Task brief: Write out the complete material exactly as it stands.

+++ Information supplied

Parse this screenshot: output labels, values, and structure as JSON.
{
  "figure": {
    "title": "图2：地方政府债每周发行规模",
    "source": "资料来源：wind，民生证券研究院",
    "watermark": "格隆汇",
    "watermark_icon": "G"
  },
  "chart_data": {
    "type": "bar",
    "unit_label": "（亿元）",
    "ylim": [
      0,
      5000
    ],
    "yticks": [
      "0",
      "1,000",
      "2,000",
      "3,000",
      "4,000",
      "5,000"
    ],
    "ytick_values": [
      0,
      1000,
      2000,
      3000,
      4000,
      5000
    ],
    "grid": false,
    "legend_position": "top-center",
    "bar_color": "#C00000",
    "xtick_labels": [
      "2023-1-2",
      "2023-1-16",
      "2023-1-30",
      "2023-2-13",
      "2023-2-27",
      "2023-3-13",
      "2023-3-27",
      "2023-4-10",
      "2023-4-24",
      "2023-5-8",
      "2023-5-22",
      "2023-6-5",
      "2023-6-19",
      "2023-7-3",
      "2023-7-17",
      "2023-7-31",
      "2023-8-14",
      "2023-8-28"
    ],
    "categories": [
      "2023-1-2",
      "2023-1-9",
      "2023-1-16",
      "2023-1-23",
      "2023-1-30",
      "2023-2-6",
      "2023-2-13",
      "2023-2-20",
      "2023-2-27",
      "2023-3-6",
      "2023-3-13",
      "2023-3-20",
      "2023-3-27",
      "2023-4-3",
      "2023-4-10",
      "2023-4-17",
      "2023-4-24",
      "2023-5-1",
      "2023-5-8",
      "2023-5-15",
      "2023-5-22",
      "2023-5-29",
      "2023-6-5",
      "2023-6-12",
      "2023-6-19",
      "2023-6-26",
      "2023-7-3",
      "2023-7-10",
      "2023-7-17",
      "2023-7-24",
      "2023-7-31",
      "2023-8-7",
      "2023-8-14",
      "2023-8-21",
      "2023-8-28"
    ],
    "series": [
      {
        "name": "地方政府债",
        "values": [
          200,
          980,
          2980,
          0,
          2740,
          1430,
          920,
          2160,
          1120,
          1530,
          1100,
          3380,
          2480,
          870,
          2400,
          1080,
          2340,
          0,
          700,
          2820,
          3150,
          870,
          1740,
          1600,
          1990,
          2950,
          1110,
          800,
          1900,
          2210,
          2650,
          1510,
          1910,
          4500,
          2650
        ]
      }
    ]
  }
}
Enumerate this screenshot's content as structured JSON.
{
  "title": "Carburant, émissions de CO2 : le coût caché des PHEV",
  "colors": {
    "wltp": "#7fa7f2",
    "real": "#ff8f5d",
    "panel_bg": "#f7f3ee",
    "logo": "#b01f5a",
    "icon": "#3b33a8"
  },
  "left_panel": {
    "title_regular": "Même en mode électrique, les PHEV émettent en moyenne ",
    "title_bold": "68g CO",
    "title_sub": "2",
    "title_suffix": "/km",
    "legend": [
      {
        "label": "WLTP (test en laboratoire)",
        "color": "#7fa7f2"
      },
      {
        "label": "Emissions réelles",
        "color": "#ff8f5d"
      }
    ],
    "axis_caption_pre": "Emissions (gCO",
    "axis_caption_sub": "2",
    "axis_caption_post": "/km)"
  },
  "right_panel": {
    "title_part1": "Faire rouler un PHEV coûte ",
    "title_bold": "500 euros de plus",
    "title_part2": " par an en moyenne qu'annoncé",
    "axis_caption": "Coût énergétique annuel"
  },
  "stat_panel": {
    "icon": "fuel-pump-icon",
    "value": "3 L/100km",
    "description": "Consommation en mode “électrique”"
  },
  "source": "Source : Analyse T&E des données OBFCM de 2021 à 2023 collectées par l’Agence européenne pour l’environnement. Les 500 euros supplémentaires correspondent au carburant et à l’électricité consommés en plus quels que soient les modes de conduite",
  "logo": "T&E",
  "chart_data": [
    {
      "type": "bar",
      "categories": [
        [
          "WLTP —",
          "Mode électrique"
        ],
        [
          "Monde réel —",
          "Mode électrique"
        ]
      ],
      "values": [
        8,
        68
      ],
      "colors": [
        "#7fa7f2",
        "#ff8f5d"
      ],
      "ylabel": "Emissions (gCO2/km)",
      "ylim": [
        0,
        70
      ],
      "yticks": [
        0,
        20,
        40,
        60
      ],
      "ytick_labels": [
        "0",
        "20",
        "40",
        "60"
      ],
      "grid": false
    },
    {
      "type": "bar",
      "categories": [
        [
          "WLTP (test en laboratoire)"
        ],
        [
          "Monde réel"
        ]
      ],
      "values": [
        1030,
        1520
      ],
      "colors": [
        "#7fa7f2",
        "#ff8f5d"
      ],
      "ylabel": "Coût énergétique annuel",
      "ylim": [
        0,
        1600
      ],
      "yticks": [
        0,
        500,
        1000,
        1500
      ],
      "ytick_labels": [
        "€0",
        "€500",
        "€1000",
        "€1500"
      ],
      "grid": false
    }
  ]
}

++++++

Result:
Parse this screenshot: output labels, values, and structure as JSON.
{
  "figure": {
    "title": "图2：地方政府债每周发行规模",
    "source": "资料来源：wind，民生证券研究院",
    "watermark": "格隆汇",
    "watermark_icon": "G"
  },
  "chart_data": {
    "type": "bar",
    "unit_label": "（亿元）",
    "ylim": [
      0,
      5000
    ],
    "yticks": [
      "0",
      "1,000",
      "2,000",
      "3,000",
      "4,000",
      "5,000"
    ],
    "ytick_values": [
      0,
      1000,
      2000,
      3000,
      4000,
      5000
    ],
    "grid": false,
    "legend_position": "top-center",
    "bar_color": "#C00000",
    "xtick_labels": [
      "2023-1-2",
      "2023-1-16",
      "2023-1-30",
      "2023-2-13",
      "2023-2-27",
      "2023-3-13",
      "2023-3-27",
      "2023-4-10",
      "2023-4-24",
      "2023-5-8",
      "2023-5-22",
      "2023-6-5",
      "2023-6-19",
      "2023-7-3",
      "2023-7-17",
      "2023-7-31",
      "2023-8-14",
      "2023-8-28"
    ],
    "categories": [
      "2023-1-2",
      "2023-1-9",
      "2023-1-16",
      "2023-1-23",
      "2023-1-30",
      "2023-2-6",
      "2023-2-13",
      "2023-2-20",
      "2023-2-27",
      "2023-3-6",
      "2023-3-13",
      "2023-3-20",
      "2023-3-27",
      "2023-4-3",
      "2023-4-10",
      "2023-4-17",
      "2023-4-24",
      "2023-5-1",
      "2023-5-8",
      "2023-5-15",
      "2023-5-22",
      "2023-5-29",
      "2023-6-5",
      "2023-6-12",
      "2023-6-19",
      "2023-6-26",
      "2023-7-3",
      "2023-7-10",
      "2023-7-17",
      "2023-7-24",
      "2023-7-31",
      "2023-8-7",
      "2023-8-14",
      "2023-8-21",
      "2023-8-28"
    ],
    "series": [
      {
        "name": "地方政府债",
        "values": [
          200,
          980,
          2980,
          0,
          2740,
          1430,
          920,
          2160,
          1120,
          1530,
          1100,
          3380,
          2480,
          870,
          2400,
          1080,
          2340,
          0,
          700,
          2820,
          3150,
          870,
          1740,
          1600,
          1990,
          2950,
          1110,
          800,
          1900,
          2210,
          2650,
          1510,
          1910,
          4500,
          2650
        ]
      }
    ]
  }
}
Enumerate this screenshot's content as structured JSON.
{
  "title": "Carburant, émissions de CO2 : le coût caché des PHEV",
  "colors": {
    "wltp": "#7fa7f2",
    "real": "#ff8f5d",
    "panel_bg": "#f7f3ee",
    "logo": "#b01f5a",
    "icon": "#3b33a8"
  },
  "left_panel": {
    "title_regular": "Même en mode électrique, les PHEV émettent en moyenne ",
    "title_bold": "68g CO",
    "title_sub": "2",
    "title_suffix": "/km",
    "legend": [
      {
        "label": "WLTP (test en laboratoire)",
        "color": "#7fa7f2"
      },
      {
        "label": "Emissions réelles",
        "color": "#ff8f5d"
      }
    ],
    "axis_caption_pre": "Emissions (gCO",
    "axis_caption_sub": "2",
    "axis_caption_post": "/km)"
  },
  "right_panel": {
    "title_part1": "Faire rouler un PHEV coûte ",
    "title_bold": "500 euros de plus",
    "title_part2": " par an en moyenne qu'annoncé",
    "axis_caption": "Coût énergétique annuel"
  },
  "stat_panel": {
    "icon": "fuel-pump-icon",
    "value": "3 L/100km",
    "description": "Consommation en mode “électrique”"
  },
  "source": "Source : Analyse T&E des données OBFCM de 2021 à 2023 collectées par l’Agence européenne pour l’environnement. Les 500 euros supplémentaires correspondent au carburant et à l’électricité consommés en plus quels que soient les modes de conduite",
  "logo": "T&E",
  "chart_data": [
    {
      "type": "bar",
      "categories": [
        [
          "WLTP —",
          "Mode électrique"
        ],
        [
          "Monde réel —",
          "Mode électrique"
        ]
      ],
      "values": [
        8,
        68
      ],
      "colors": [
        "#7fa7f2",
        "#ff8f5d"
      ],
      "ylabel": "Emissions (gCO2/km)",
      "ylim": [
        0,
        70
      ],
      "yticks": [
        0,
        20,
        40,
        60
      ],
      "ytick_labels": [
        "0",
        "20",
        "40",
        "60"
      ],
      "grid": false
    },
    {
      "type": "bar",
      "categories": [
        [
          "WLTP (test en laboratoire)"
        ],
        [
          "Monde réel"
        ]
      ],
      "values": [
        1030,
        1520
      ],
      "colors": [
        "#7fa7f2",
        "#ff8f5d"
      ],
      "ylabel": "Coût énergétique annuel",
      "ylim": [
        0,
        1600
      ],
      "yticks": [
        0,
        500,
        1000,
        1500
      ],
      "ytick_labels": [
        "€0",
        "€500",
        "€1000",
        "€1500"
      ],
      "grid": false
    }
  ]
}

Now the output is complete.